Part of a data file »
Start
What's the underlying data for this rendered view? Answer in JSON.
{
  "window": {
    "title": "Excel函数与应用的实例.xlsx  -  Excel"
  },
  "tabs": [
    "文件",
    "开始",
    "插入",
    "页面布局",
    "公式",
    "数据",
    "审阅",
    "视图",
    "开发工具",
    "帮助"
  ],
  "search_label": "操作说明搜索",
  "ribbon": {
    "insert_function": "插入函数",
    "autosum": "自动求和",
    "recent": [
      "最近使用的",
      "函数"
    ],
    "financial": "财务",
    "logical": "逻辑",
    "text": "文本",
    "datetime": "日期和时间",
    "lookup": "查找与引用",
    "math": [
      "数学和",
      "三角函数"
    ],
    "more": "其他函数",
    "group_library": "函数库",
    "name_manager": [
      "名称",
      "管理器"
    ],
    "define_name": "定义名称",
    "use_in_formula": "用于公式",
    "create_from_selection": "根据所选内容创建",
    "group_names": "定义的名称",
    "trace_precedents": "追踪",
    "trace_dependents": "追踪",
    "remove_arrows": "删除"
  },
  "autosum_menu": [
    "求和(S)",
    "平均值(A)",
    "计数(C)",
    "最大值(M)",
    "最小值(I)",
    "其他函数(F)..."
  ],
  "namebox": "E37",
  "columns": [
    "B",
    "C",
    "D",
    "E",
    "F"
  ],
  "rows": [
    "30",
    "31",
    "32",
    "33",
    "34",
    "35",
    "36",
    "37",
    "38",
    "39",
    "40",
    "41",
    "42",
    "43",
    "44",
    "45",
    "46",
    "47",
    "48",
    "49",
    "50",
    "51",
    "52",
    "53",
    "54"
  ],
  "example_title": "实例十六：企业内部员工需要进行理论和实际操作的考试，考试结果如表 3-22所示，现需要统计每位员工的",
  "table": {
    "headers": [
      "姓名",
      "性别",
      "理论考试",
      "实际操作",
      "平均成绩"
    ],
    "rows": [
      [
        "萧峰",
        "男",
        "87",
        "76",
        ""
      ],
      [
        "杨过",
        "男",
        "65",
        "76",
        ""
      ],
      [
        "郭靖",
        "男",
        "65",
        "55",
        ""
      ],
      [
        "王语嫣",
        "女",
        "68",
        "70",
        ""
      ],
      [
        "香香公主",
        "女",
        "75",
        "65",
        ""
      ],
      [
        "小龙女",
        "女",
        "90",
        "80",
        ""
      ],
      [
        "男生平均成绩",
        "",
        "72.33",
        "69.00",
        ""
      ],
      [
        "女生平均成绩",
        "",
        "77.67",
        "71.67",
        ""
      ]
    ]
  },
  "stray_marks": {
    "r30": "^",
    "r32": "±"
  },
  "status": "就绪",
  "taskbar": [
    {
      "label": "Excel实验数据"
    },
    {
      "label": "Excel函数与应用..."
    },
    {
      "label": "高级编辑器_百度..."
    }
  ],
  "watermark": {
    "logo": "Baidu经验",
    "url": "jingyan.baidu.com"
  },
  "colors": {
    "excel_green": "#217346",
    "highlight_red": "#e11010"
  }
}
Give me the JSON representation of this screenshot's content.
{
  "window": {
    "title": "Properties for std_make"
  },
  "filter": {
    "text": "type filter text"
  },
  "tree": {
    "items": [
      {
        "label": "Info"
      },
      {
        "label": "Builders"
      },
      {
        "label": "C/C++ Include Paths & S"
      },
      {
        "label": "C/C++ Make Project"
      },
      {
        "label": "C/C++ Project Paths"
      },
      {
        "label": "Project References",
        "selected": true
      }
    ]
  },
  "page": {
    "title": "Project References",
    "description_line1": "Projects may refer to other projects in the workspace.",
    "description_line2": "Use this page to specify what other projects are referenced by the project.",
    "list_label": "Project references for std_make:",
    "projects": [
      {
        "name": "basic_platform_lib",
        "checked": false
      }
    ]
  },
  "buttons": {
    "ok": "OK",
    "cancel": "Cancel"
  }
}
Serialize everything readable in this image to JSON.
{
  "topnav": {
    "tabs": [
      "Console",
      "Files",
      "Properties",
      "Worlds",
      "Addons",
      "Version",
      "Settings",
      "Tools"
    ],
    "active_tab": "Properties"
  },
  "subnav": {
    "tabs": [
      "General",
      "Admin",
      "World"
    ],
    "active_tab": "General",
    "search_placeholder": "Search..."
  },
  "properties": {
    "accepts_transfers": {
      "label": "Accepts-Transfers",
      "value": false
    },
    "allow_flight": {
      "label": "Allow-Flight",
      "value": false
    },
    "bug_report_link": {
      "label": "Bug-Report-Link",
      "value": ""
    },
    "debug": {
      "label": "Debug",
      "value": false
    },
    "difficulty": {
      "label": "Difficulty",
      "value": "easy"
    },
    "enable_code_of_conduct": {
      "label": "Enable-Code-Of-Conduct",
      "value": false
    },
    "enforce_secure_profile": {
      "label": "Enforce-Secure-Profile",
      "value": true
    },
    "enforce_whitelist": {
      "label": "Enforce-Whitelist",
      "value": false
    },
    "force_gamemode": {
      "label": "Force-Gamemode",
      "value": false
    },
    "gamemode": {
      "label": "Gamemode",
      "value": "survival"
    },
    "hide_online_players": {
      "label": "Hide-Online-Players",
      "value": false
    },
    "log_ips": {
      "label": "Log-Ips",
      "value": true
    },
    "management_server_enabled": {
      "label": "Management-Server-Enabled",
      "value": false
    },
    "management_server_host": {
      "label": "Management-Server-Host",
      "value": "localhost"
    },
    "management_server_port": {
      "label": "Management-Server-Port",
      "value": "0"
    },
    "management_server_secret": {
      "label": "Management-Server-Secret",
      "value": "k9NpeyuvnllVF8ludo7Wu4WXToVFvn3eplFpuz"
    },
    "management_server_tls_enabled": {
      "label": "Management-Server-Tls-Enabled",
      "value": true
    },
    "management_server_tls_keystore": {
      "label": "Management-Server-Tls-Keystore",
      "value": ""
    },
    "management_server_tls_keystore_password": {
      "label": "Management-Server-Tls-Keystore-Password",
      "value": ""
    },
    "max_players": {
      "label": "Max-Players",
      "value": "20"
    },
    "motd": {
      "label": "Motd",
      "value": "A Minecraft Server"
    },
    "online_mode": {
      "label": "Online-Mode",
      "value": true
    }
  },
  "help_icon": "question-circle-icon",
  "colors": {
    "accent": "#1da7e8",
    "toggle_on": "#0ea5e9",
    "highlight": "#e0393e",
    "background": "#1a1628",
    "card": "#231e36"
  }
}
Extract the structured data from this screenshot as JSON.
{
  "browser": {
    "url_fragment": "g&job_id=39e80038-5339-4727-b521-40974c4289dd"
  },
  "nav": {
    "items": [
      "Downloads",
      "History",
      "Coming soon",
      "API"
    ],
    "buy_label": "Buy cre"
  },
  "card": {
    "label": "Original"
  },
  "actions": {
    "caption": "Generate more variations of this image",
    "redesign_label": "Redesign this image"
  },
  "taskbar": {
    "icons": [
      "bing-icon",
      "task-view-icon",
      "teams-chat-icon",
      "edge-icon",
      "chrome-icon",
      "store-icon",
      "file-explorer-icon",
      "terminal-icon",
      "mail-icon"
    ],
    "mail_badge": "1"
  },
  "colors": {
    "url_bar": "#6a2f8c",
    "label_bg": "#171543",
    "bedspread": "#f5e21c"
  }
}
End
TASK GOAL » Write out all the records above again, exactly as they stand.

SOLUTION TO THE PROBLEM »
What's the underlying data for this rendered view? Answer in JSON.
{
  "window": {
    "title": "Excel函数与应用的实例.xlsx  -  Excel"
  },
  "tabs": [
    "文件",
    "开始",
    "插入",
    "页面布局",
    "公式",
    "数据",
    "审阅",
    "视图",
    "开发工具",
    "帮助"
  ],
  "search_label": "操作说明搜索",
  "ribbon": {
    "insert_function": "插入函数",
    "autosum": "自动求和",
    "recent": [
      "最近使用的",
      "函数"
    ],
    "financial": "财务",
    "logical": "逻辑",
    "text": "文本",
    "datetime": "日期和时间",
    "lookup": "查找与引用",
    "math": [
      "数学和",
      "三角函数"
    ],
    "more": "其他函数",
    "group_library": "函数库",
    "name_manager": [
      "名称",
      "管理器"
    ],
    "define_name": "定义名称",
    "use_in_formula": "用于公式",
    "create_from_selection": "根据所选内容创建",
    "group_names": "定义的名称",
    "trace_precedents": "追踪",
    "trace_dependents": "追踪",
    "remove_arrows": "删除"
  },
  "autosum_menu": [
    "求和(S)",
    "平均值(A)",
    "计数(C)",
    "最大值(M)",
    "最小值(I)",
    "其他函数(F)..."
  ],
  "namebox": "E37",
  "columns": [
    "B",
    "C",
    "D",
    "E",
    "F"
  ],
  "rows": [
    "30",
    "31",
    "32",
    "33",
    "34",
    "35",
    "36",
    "37",
    "38",
    "39",
    "40",
    "41",
    "42",
    "43",
    "44",
    "45",
    "46",
    "47",
    "48",
    "49",
    "50",
    "51",
    "52",
    "53",
    "54"
  ],
  "example_title": "实例十六：企业内部员工需要进行理论和实际操作的考试，考试结果如表 3-22所示，现需要统计每位员工的",
  "table": {
    "headers": [
      "姓名",
      "性别",
      "理论考试",
      "实际操作",
      "平均成绩"
    ],
    "rows": [
      [
        "萧峰",
        "男",
        "87",
        "76",
        ""
      ],
      [
        "杨过",
        "男",
        "65",
        "76",
        ""
      ],
      [
        "郭靖",
        "男",
        "65",
        "55",
        ""
      ],
      [
        "王语嫣",
        "女",
        "68",
        "70",
        ""
      ],
      [
        "香香公主",
        "女",
        "75",
        "65",
        ""
      ],
      [
        "小龙女",
        "女",
        "90",
        "80",
        ""
      ],
      [
        "男生平均成绩",
        "",
        "72.33",
        "69.00",
        ""
      ],
      [
        "女生平均成绩",
        "",
        "77.67",
        "71.67",
        ""
      ]
    ]
  },
  "stray_marks": {
    "r30": "^",
    "r32": "±"
  },
  "status": "就绪",
  "taskbar": [
    {
      "label": "Excel实验数据"
    },
    {
      "label": "Excel函数与应用..."
    },
    {
      "label": "高级编辑器_百度..."
    }
  ],
  "watermark": {
    "logo": "Baidu经验",
    "url": "jingyan.baidu.com"
  },
  "colors": {
    "excel_green": "#217346",
    "highlight_red": "#e11010"
  }
}
Give me the JSON representation of this screenshot's content.
{
  "window": {
    "title": "Properties for std_make"
  },
  "filter": {
    "text": "type filter text"
  },
  "tree": {
    "items": [
      {
        "label": "Info"
      },
      {
        "label": "Builders"
      },
      {
        "label": "C/C++ Include Paths & S"
      },
      {
        "label": "C/C++ Make Project"
      },
      {
        "label": "C/C++ Project Paths"
      },
      {
        "label": "Project References",
        "selected": true
      }
    ]
  },
  "page": {
    "title": "Project References",
    "description_line1": "Projects may refer to other projects in the workspace.",
    "description_line2": "Use this page to specify what other projects are referenced by the project.",
    "list_label": "Project references for std_make:",
    "projects": [
      {
        "name": "basic_platform_lib",
        "checked": false
      }
    ]
  },
  "buttons": {
    "ok": "OK",
    "cancel": "Cancel"
  }
}
Serialize everything readable in this image to JSON.
{
  "topnav": {
    "tabs": [
      "Console",
      "Files",
      "Properties",
      "Worlds",
      "Addons",
      "Version",
      "Settings",
      "Tools"
    ],
    "active_tab": "Properties"
  },
  "subnav": {
    "tabs": [
      "General",
      "Admin",
      "World"
    ],
    "active_tab": "General",
    "search_placeholder": "Search..."
  },
  "properties": {
    "accepts_transfers": {
      "label": "Accepts-Transfers",
      "value": false
    },
    "allow_flight": {
      "label": "Allow-Flight",
      "value": false
    },
    "bug_report_link": {
      "label": "Bug-Report-Link",
      "value": ""
    },
    "debug": {
      "label": "Debug",
      "value": false
    },
    "difficulty": {
      "label": "Difficulty",
      "value": "easy"
    },
    "enable_code_of_conduct": {
      "label": "Enable-Code-Of-Conduct",
      "value": false
    },
    "enforce_secure_profile": {
      "label": "Enforce-Secure-Profile",
      "value": true
    },
    "enforce_whitelist": {
      "label": "Enforce-Whitelist",
      "value": false
    },
    "force_gamemode": {
      "label": "Force-Gamemode",
      "value": false
    },
    "gamemode": {
      "label": "Gamemode",
      "value": "survival"
    },
    "hide_online_players": {
      "label": "Hide-Online-Players",
      "value": false
    },
    "log_ips": {
      "label": "Log-Ips",
      "value": true
    },
    "management_server_enabled": {
      "label": "Management-Server-Enabled",
      "value": false
    },
    "management_server_host": {
      "label": "Management-Server-Host",
      "value": "localhost"
    },
    "management_server_port": {
      "label": "Management-Server-Port",
      "value": "0"
    },
    "management_server_secret": {
      "label": "Management-Server-Secret",
      "value": "k9NpeyuvnllVF8ludo7Wu4WXToVFvn3eplFpuz"
    },
    "management_server_tls_enabled": {
      "label": "Management-Server-Tls-Enabled",
      "value": true
    },
    "management_server_tls_keystore": {
      "label": "Management-Server-Tls-Keystore",
      "value": ""
    },
    "management_server_tls_keystore_password": {
      "label": "Management-Server-Tls-Keystore-Password",
      "value": ""
    },
    "max_players": {
      "label": "Max-Players",
      "value": "20"
    },
    "motd": {
      "label": "Motd",
      "value": "A Minecraft Server"
    },
    "online_mode": {
      "label": "Online-Mode",
      "value": true
    }
  },
  "help_icon": "question-circle-icon",
  "colors": {
    "accent": "#1da7e8",
    "toggle_on": "#0ea5e9",
    "highlight": "#e0393e",
    "background": "#1a1628",
    "card": "#231e36"
  }
}
Extract the structured data from this screenshot as JSON.
{
  "browser": {
    "url_fragment": "g&job_id=39e80038-5339-4727-b521-40974c4289dd"
  },
  "nav": {
    "items": [
      "Downloads",
      "History",
      "Coming soon",
      "API"
    ],
    "buy_label": "Buy cre"
  },
  "card": {
    "label": "Original"
  },
  "actions": {
    "caption": "Generate more variations of this image",
    "redesign_label": "Redesign this image"
  },
  "taskbar": {
    "icons": [
      "bing-icon",
      "task-view-icon",
      "teams-chat-icon",
      "edge-icon",
      "chrome-icon",
      "store-icon",
      "file-explorer-icon",
      "terminal-icon",
      "mail-icon"
    ],
    "mail_badge": "1"
  },
  "colors": {
    "url_bar": "#6a2f8c",
    "label_bg": "#171543",
    "bedspread": "#f5e21c"
  }
}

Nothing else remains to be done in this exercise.